— Written exercise —
Write out the whole listing exactly as it stands.

--- begin Material for the task ---

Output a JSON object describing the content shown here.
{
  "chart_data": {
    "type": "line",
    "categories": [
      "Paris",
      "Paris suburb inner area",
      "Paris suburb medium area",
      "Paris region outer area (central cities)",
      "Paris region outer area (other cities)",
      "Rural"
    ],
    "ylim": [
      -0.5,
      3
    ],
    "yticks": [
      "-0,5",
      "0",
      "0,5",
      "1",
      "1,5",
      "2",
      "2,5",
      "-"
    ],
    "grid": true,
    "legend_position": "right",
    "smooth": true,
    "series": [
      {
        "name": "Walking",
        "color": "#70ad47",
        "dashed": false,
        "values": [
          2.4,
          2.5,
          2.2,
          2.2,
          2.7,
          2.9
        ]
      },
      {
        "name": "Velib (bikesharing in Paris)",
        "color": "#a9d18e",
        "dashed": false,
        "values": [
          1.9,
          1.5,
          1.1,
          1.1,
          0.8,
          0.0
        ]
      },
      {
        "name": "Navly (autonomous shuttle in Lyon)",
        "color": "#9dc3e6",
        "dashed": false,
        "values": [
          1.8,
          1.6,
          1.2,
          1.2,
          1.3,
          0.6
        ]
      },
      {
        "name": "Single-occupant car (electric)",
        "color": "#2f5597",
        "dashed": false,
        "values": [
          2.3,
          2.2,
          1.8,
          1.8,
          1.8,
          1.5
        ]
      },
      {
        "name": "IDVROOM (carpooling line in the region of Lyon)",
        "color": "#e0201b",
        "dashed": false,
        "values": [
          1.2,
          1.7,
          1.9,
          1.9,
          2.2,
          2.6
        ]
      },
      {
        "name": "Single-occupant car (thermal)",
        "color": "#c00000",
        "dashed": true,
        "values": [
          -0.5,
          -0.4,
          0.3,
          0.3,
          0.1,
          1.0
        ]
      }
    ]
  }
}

--- end Material for the task ---

— Result of the exercise —
Output a JSON object describing the content shown here.
{
  "chart_data": {
    "type": "line",
    "categories": [
      "Paris",
      "Paris suburb inner area",
      "Paris suburb medium area",
      "Paris region outer area (central cities)",
      "Paris region outer area (other cities)",
      "Rural"
    ],
    "ylim": [
      -0.5,
      3
    ],
    "yticks": [
      "-0,5",
      "0",
      "0,5",
      "1",
      "1,5",
      "2",
      "2,5",
      "-"
    ],
    "grid": true,
    "legend_position": "right",
    "smooth": true,
    "series": [
      {
        "name": "Walking",
        "color": "#70ad47",
        "dashed": false,
        "values": [
          2.4,
          2.5,
          2.2,
          2.2,
          2.7,
          2.9
        ]
      },
      {
        "name": "Velib (bikesharing in Paris)",
        "color": "#a9d18e",
        "dashed": false,
        "values": [
          1.9,
          1.5,
          1.1,
          1.1,
          0.8,
          0.0
        ]
      },
      {
        "name": "Navly (autonomous shuttle in Lyon)",
        "color": "#9dc3e6",
        "dashed": false,
        "values": [
          1.8,
          1.6,
          1.2,
          1.2,
          1.3,
          0.6
        ]
      },
      {
        "name": "Single-occupant car (electric)",
        "color": "#2f5597",
        "dashed": false,
        "values": [
          2.3,
          2.2,
          1.8,
          1.8,
          1.8,
          1.5
        ]
      },
      {
        "name": "IDVROOM (carpooling line in the region of Lyon)",
        "color": "#e0201b",
        "dashed": false,
        "values": [
          1.2,
          1.7,
          1.9,
          1.9,
          2.2,
          2.6
        ]
      },
      {
        "name": "Single-occupant car (thermal)",
        "color": "#c00000",
        "dashed": true,
        "values": [
          -0.5,
          -0.4,
          0.3,
          0.3,
          0.1,
          1.0
        ]
      }
    ]
  }
}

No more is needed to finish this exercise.